(Data):
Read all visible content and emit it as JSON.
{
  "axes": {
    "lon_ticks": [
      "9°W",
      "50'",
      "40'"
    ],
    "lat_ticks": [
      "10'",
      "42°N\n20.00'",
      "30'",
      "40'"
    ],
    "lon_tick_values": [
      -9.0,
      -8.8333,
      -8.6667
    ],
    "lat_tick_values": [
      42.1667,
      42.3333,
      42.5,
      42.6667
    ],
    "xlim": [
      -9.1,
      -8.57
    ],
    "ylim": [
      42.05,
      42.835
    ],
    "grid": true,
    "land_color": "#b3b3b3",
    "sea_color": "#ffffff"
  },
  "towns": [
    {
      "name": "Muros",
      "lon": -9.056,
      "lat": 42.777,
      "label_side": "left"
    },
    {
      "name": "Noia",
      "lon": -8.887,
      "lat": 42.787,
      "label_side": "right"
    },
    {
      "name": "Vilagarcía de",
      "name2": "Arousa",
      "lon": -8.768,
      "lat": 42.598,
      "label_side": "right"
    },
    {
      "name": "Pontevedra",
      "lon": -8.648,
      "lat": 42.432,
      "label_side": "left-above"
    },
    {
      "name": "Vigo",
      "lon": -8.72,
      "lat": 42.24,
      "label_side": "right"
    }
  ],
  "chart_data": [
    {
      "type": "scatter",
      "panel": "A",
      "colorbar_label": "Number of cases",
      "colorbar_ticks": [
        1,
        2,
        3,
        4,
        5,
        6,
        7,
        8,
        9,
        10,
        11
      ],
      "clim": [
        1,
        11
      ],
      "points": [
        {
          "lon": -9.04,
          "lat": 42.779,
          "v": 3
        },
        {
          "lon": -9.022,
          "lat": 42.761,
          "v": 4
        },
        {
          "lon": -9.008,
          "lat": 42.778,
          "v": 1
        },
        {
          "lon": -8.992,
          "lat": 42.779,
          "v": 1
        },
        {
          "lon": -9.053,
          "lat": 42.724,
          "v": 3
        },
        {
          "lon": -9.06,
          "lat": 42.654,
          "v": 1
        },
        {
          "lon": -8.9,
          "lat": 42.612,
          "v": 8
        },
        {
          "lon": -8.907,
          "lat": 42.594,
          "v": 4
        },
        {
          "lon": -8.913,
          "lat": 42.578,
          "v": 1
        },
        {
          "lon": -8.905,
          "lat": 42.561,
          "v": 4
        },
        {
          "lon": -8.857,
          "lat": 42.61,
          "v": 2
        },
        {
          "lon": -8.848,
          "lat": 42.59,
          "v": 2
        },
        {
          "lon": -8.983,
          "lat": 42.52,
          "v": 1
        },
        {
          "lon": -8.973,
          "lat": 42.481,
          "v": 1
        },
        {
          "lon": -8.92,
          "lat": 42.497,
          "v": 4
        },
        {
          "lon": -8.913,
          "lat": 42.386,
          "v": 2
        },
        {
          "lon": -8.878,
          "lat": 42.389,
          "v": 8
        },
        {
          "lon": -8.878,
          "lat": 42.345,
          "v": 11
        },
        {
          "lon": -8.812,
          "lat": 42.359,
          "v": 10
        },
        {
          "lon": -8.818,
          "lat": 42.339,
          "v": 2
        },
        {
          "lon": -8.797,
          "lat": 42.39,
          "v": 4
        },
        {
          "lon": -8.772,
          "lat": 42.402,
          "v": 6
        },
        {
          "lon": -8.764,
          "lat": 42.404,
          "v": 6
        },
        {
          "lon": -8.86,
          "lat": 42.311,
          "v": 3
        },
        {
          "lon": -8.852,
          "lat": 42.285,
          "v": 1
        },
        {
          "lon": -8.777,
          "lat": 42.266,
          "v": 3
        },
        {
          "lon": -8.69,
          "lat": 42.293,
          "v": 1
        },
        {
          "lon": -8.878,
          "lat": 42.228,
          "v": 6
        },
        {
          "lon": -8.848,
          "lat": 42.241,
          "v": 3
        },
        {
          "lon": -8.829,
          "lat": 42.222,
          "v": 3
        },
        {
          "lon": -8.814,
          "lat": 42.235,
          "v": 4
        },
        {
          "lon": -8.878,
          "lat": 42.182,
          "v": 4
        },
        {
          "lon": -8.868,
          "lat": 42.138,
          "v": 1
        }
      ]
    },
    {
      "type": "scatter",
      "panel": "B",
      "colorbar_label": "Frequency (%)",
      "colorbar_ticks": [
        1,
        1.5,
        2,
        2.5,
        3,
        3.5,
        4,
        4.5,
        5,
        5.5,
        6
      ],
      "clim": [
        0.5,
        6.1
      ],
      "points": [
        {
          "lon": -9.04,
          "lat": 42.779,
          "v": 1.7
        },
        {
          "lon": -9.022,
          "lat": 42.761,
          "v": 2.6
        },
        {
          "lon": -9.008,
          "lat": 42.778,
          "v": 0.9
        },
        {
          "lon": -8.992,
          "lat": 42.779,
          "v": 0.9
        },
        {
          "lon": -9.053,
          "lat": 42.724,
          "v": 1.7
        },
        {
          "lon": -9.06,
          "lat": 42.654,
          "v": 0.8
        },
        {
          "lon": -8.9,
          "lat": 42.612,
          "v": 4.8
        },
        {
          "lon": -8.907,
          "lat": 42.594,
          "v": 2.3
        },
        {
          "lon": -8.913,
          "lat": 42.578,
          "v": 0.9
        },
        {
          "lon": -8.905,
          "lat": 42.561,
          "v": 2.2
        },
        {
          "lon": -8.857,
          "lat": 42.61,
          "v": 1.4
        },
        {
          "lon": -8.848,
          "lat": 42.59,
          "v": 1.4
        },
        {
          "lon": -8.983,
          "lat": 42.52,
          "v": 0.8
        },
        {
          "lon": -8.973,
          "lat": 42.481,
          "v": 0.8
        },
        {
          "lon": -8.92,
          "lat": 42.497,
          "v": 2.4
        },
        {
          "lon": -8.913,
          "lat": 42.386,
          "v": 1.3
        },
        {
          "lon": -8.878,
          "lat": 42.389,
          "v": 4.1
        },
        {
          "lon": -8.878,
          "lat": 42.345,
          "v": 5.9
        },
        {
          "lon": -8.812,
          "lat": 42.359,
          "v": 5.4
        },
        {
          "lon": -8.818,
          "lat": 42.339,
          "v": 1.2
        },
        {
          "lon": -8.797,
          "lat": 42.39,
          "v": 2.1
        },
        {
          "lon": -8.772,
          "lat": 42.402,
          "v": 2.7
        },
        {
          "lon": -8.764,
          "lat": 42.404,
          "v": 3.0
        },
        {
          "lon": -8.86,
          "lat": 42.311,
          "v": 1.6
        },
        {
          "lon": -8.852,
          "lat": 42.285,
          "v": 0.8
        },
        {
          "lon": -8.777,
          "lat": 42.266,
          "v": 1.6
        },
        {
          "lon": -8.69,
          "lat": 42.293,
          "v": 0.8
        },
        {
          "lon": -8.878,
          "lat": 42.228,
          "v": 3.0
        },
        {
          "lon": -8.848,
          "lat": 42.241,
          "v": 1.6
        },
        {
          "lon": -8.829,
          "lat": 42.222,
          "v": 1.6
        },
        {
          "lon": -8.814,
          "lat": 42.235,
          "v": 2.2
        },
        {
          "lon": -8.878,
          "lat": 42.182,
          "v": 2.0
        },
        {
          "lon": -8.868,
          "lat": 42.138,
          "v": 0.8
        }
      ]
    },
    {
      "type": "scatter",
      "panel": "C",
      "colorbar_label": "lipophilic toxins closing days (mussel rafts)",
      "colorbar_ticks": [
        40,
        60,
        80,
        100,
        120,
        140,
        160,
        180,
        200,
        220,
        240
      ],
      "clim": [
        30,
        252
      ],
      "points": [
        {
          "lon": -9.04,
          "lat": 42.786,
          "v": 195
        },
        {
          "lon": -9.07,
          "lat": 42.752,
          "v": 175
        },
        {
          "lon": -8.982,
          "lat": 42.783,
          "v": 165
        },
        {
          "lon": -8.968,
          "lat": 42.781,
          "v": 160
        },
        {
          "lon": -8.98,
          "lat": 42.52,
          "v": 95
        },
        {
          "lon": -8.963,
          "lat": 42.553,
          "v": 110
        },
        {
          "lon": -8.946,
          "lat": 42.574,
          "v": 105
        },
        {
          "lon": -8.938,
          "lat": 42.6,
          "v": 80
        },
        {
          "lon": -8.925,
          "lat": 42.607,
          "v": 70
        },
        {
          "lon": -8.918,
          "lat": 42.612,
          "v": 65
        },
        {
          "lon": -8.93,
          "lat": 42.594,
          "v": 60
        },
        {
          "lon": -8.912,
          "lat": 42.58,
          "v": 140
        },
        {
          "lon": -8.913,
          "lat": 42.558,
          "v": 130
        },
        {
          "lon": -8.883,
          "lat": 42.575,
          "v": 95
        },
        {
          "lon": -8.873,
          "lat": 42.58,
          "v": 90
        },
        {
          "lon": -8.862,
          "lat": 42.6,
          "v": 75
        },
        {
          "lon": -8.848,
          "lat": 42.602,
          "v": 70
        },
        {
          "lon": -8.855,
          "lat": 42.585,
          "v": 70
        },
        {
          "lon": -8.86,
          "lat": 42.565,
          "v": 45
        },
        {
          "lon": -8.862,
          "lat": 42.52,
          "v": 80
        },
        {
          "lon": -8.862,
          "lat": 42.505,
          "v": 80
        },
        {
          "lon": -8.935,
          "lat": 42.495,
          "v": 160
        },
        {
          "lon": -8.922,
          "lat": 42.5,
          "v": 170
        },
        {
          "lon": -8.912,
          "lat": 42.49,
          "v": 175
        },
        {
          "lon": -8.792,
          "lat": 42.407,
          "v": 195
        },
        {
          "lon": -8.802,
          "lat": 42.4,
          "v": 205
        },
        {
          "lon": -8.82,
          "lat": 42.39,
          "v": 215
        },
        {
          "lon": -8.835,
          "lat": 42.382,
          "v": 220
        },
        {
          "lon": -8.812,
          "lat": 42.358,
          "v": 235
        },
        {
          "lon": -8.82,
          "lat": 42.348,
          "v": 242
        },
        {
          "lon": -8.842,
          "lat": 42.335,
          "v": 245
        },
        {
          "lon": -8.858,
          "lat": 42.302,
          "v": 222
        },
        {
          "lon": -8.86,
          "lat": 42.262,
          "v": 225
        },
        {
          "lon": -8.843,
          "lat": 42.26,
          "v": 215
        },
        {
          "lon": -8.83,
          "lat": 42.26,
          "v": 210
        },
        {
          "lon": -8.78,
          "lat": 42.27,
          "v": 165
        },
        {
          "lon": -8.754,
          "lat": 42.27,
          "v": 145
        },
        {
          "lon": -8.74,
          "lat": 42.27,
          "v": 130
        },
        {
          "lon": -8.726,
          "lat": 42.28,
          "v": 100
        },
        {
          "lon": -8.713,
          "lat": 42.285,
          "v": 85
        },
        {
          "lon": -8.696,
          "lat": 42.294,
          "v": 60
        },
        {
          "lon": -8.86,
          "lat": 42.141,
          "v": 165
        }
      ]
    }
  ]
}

(Problem statement): Show the lines of the data that hold the word "left".

(Task solution):
      "label_side": "left"
      "label_side": "left-above"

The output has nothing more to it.